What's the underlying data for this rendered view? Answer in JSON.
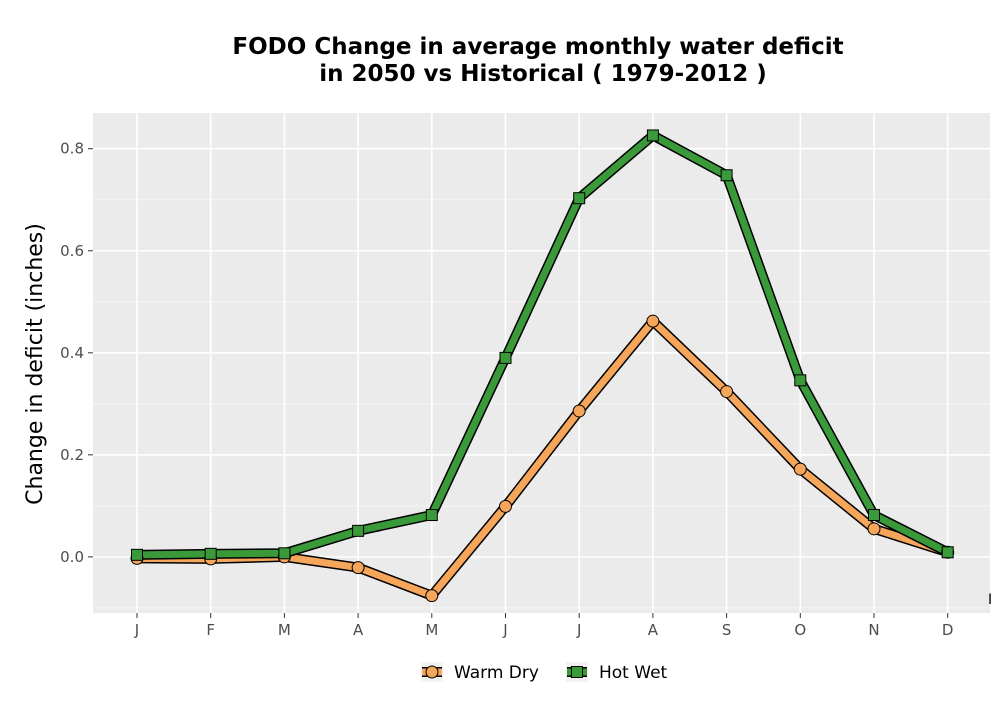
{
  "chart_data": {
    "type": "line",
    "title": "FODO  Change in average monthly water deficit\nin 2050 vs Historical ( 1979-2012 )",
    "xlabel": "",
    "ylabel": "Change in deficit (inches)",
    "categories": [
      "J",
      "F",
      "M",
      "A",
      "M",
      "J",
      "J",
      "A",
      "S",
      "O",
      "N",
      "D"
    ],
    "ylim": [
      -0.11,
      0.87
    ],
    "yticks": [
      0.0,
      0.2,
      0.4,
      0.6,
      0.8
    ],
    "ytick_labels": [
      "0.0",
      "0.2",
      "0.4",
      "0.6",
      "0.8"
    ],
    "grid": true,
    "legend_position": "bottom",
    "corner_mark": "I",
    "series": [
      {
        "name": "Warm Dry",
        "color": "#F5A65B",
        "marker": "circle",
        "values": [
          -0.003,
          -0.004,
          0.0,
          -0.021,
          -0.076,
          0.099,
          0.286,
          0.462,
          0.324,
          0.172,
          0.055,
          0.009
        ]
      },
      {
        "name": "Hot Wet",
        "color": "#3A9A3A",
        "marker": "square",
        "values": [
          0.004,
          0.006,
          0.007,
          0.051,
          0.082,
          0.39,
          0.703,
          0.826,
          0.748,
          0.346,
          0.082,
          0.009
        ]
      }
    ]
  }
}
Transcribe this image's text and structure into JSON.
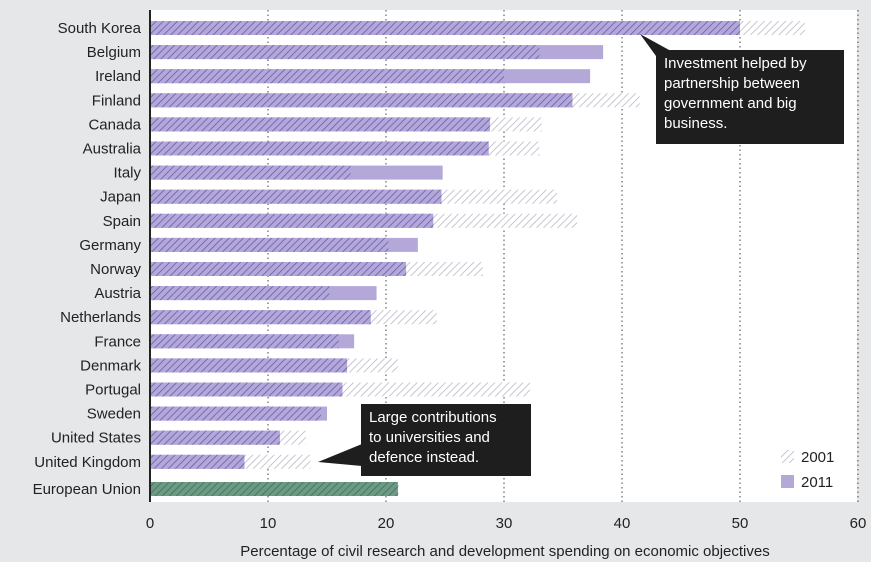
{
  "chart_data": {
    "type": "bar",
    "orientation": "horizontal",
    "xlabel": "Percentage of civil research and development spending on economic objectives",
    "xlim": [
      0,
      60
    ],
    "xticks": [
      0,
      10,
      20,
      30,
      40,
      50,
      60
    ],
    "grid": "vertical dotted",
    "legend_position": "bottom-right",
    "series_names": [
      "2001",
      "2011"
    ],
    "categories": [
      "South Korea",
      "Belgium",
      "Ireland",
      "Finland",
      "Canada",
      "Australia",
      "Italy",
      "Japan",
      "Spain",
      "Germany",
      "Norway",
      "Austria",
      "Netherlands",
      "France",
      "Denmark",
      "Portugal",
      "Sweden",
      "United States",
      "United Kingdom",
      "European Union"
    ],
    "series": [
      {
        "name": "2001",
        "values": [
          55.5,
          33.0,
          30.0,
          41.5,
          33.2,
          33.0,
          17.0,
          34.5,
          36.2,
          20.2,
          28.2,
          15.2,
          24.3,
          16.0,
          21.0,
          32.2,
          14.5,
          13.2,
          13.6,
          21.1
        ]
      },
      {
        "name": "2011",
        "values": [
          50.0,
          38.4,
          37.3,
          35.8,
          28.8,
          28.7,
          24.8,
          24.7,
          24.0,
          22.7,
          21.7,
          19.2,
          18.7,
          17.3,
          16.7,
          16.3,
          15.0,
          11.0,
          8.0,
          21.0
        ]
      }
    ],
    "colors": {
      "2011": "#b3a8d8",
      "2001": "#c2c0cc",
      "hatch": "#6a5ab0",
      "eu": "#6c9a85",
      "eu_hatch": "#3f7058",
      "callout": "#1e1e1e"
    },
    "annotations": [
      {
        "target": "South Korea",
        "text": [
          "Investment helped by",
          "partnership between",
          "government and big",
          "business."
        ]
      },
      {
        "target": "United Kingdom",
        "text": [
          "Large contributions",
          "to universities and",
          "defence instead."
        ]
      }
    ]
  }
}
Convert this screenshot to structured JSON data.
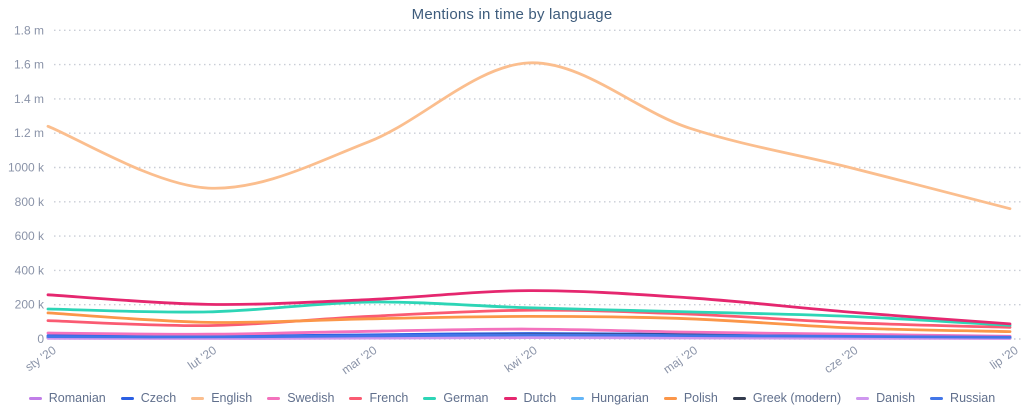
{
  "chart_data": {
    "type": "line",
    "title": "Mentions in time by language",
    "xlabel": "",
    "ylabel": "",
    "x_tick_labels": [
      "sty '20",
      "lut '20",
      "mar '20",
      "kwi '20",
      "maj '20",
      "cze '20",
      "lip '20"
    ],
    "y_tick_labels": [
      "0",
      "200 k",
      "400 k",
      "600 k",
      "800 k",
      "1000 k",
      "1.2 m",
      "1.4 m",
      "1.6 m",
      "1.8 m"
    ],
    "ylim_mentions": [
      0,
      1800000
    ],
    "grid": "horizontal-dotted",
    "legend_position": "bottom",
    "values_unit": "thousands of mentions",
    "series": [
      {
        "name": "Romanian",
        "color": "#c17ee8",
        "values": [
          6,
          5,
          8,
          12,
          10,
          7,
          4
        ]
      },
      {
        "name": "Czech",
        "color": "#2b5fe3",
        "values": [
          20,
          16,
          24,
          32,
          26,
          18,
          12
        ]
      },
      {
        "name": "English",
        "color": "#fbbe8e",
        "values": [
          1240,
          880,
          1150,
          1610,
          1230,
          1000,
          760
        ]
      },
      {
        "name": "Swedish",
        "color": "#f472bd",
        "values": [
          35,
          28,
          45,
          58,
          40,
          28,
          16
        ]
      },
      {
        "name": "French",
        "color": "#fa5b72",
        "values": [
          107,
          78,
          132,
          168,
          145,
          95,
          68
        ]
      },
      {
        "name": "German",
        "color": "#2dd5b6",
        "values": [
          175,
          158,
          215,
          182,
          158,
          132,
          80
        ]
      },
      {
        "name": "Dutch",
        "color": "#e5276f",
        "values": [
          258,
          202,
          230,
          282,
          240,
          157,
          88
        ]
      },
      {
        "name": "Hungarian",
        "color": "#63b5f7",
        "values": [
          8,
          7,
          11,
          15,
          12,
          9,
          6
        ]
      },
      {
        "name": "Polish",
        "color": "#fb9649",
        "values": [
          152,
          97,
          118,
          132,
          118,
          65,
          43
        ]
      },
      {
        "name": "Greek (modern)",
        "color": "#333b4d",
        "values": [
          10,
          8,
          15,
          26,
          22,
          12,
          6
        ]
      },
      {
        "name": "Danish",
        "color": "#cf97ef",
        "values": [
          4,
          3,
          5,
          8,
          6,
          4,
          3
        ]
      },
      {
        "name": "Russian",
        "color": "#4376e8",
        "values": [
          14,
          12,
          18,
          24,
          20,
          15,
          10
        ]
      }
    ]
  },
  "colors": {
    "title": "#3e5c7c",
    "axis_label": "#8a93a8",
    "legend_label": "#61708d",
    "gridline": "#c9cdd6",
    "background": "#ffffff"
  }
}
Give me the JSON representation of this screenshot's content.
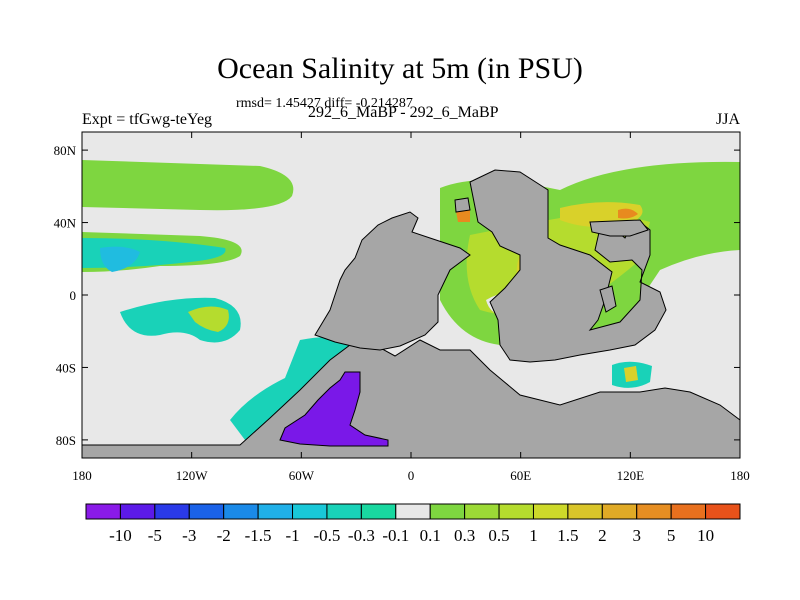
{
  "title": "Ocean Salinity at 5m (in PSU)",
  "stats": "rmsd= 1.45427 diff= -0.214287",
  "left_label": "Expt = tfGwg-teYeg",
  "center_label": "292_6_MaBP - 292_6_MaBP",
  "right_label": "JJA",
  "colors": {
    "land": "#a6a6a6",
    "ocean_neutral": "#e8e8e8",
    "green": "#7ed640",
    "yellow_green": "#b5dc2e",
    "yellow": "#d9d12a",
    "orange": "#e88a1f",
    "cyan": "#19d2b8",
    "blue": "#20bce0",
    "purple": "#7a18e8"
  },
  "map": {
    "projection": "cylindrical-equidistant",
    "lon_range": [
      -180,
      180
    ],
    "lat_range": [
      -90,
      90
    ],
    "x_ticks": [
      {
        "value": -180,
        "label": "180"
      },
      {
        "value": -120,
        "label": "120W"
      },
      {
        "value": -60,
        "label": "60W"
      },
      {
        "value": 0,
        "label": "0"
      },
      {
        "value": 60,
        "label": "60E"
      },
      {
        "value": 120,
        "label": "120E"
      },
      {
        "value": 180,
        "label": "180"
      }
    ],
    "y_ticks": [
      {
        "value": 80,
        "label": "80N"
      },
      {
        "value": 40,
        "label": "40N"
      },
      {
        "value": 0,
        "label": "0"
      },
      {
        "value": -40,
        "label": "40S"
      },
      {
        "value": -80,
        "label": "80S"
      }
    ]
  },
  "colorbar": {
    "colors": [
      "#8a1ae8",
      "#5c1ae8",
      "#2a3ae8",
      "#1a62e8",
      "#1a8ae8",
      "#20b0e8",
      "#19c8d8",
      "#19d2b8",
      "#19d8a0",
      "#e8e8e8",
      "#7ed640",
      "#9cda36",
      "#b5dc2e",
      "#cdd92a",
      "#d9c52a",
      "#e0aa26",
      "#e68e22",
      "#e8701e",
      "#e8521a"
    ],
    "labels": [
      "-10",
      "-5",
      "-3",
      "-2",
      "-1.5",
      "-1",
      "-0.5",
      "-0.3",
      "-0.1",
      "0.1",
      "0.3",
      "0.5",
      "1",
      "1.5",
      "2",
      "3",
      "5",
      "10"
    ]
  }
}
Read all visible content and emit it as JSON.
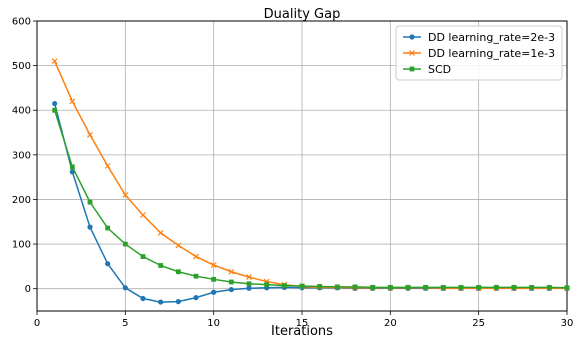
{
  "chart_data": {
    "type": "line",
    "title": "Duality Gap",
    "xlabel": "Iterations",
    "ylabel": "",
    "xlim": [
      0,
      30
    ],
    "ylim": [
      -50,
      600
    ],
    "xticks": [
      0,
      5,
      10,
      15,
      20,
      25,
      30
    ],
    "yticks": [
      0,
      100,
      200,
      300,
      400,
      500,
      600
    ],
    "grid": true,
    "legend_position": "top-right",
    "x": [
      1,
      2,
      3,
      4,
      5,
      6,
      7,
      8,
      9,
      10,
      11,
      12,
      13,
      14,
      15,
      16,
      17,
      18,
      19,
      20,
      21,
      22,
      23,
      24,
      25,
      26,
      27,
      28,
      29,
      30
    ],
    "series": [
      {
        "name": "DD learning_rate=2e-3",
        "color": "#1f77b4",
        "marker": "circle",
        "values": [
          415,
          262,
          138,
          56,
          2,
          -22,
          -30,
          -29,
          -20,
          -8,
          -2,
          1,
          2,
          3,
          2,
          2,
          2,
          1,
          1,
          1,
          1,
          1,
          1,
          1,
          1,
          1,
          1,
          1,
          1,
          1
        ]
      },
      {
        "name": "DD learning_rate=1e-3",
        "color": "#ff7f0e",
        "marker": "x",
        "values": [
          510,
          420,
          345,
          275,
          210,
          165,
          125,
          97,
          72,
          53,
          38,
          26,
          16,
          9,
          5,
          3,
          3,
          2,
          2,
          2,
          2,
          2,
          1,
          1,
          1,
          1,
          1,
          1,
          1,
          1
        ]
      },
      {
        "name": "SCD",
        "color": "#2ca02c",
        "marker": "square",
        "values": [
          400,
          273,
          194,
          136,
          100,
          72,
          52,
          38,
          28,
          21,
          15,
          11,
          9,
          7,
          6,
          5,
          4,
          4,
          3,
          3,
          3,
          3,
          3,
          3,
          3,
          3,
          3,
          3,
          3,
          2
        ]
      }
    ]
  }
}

*****

EXERCISE DESCRIPTION
Which lines include the word "deficit"? Copy every one of them.

THE COMPLETED TASK
    "title": "FODO  Change in average monthly water deficit\nin 2050 vs Historical ( 1979-2012 )",
    "ylabel": "Change in deficit (inches)",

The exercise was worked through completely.